- [DOCUMENT EXTRACT]:
Anna’s Proofs sourdough can Make everything from bomboloni to pasta
It’s an indelible fact that sourdough has generated an incredible amount of buzz in the cafe scene in recent years. Even with the deluge of scrumptious bakes, pastries, and pizzas, I don’t think any other establishment has been able to utilise wild yeast fermentation as holistically in Singapore as the newly opened Anna’s Sourdough.
The new Punggol opening has obvious infatuations with sourdough — Anna’s is impressively equipped with a sprawling range of grains, an on-site grain miller, and even a dedicated cold-proofing room.
There’s no doubt that this bakery is devoted to the art of fermentation but they also want to share the passion with other aficionados — so a retail space grants access to an array of ingredients that would aid like-minded bakers in setting up a thriving starter, ranging from Buckwheat to the queerly named Black Forbidden Rice.
While the choice of Punggol may be a curious one, Anna’s is undoubtedly quite the quaint hangout situated right by the waterfront — the alfresco area is airy and relaxing, plus easily accessible for cyclists who roll through the area.
Not to mention its location at night promises plenty of cool breezes while lines of festooned lights make it feel as chic and elegant as any cafe in town. The interior is also very tastefully done up too with wooden fixtures and rustic tiles, adding a cosy European bakery flair.
A Self-Starter’s Cafe
The foremost tenet of sourdough baking is pouring all your love into a starter, one that will serve as a formidable progenitor for all your bakes — and it’s a tenet that Anna’s has taken as dogma. They rely on the same trusty mother dough that Anna herself started during Circuit Breaker, affectionately named “Audrey”.
Their inventiveness actually came right out the gate with an unusual method of utilising the starter with the Pink Mint Fizz ($7), a fermented drink similar to kombucha. Unlike kombucha, it uses starter as the catalyst to brew up a more refreshing final product with only the slightest touch of tartness.

- [SUPPLIED INFORMATION]:
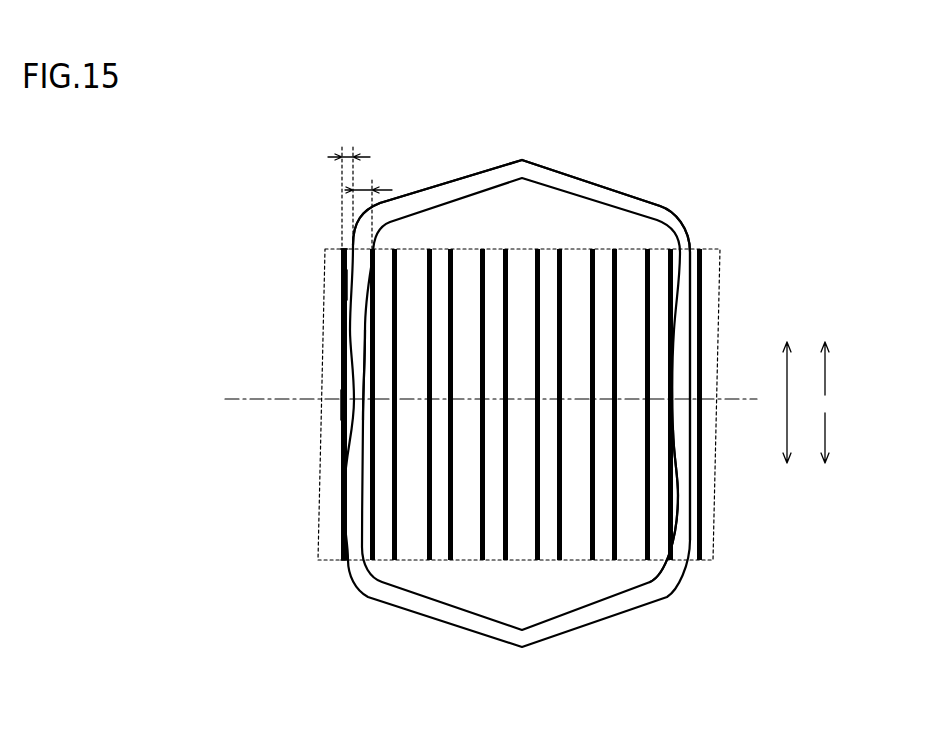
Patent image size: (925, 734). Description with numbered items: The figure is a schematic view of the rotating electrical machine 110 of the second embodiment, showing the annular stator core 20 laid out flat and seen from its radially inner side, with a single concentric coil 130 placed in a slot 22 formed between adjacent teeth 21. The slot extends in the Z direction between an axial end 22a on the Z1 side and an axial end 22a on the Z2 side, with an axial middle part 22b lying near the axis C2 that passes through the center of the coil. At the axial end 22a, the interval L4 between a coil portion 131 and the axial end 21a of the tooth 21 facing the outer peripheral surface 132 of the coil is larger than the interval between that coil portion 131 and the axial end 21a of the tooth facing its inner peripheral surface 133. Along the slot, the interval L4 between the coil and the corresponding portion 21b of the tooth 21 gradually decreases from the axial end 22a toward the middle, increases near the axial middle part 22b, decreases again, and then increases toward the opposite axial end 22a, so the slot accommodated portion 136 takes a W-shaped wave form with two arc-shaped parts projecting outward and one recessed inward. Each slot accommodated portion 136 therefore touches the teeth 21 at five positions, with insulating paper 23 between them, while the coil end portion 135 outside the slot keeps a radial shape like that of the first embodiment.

The rotating electrical machine 110 is at (702, 172).
The stator core 20 is at (719, 334).
The teeth 21 is at (487, 553).
The axial end of tooth 21a is at (338, 249).
The corresponding portion of tooth 21b is at (345, 289).
The slot 22 is at (340, 258).
The axial end of slot 22a is at (343, 248).
The axial middle part of slot 22b is at (344, 408).
The insulating paper 23 is at (398, 277).
The concentric coil 130 is at (547, 155).
The coil portion 131 is at (351, 246).
The outer peripheral surface 132 is at (465, 176).
The inner peripheral surface 133 is at (449, 203).
The coil end portion 135 is at (632, 174).
The slot accommodated portion 136 is at (357, 464).
The axis C2 is at (737, 398).
The interval L4 is at (349, 184).
The Z direction Z is at (797, 402).
The Z1 direction Z1 is at (841, 368).
The Z2 direction Z2 is at (842, 436).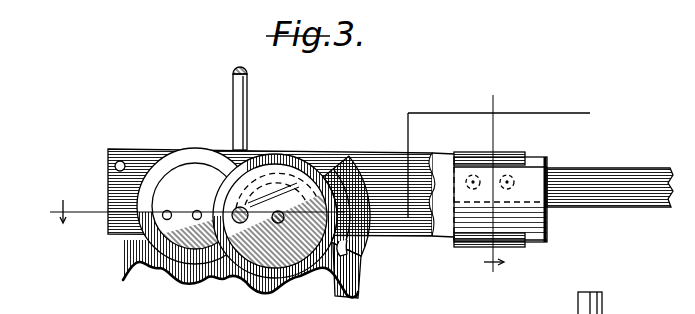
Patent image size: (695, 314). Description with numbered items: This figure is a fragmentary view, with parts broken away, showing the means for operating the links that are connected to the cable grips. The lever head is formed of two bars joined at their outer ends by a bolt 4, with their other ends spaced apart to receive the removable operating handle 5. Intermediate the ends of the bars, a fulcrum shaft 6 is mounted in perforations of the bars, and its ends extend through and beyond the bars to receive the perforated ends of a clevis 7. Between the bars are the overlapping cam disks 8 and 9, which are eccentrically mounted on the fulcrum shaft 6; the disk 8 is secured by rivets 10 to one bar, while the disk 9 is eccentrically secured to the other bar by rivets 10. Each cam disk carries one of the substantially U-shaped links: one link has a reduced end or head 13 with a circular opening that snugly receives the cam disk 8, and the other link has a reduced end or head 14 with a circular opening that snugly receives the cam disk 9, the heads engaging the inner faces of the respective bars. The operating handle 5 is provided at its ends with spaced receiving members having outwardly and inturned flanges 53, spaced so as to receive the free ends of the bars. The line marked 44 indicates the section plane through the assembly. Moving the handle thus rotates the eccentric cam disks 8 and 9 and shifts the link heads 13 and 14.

The bolt 4 is at (124, 162).
The removable operating handle 5 is at (602, 168).
The fulcrum shaft 6 is at (258, 203).
The clevis 7 is at (244, 115).
The cam disk 8 is at (180, 279).
The cam disk 9 is at (296, 283).
The rivets 10 is at (195, 210).
The reduced end or head 13 is at (222, 284).
The reduced end or head 14 is at (348, 262).
The section line 44 is at (317, 183).
The inturned flanges 53 is at (525, 152).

- [CHALLENGES]:
• 1. List the things the cafe review says Anna's is equipped with.
• 2. Copy the part of the cafe review between "While the choice" and "through the area.", inclusive.
The lines after the text aren't needed for anything here.

- [EXERCISE RESPONSES]:
• 1.
- A sprawling range of grains
- An on-site grain miller
- A dedicated cold-proofing room

• 2.
While the choice of Punggol may be a curious one, Anna’s is undoubtedly quite the quaint hangout situated right by the waterfront — the alfresco area is airy and relaxing, plus easily accessible for cyclists who roll through the area.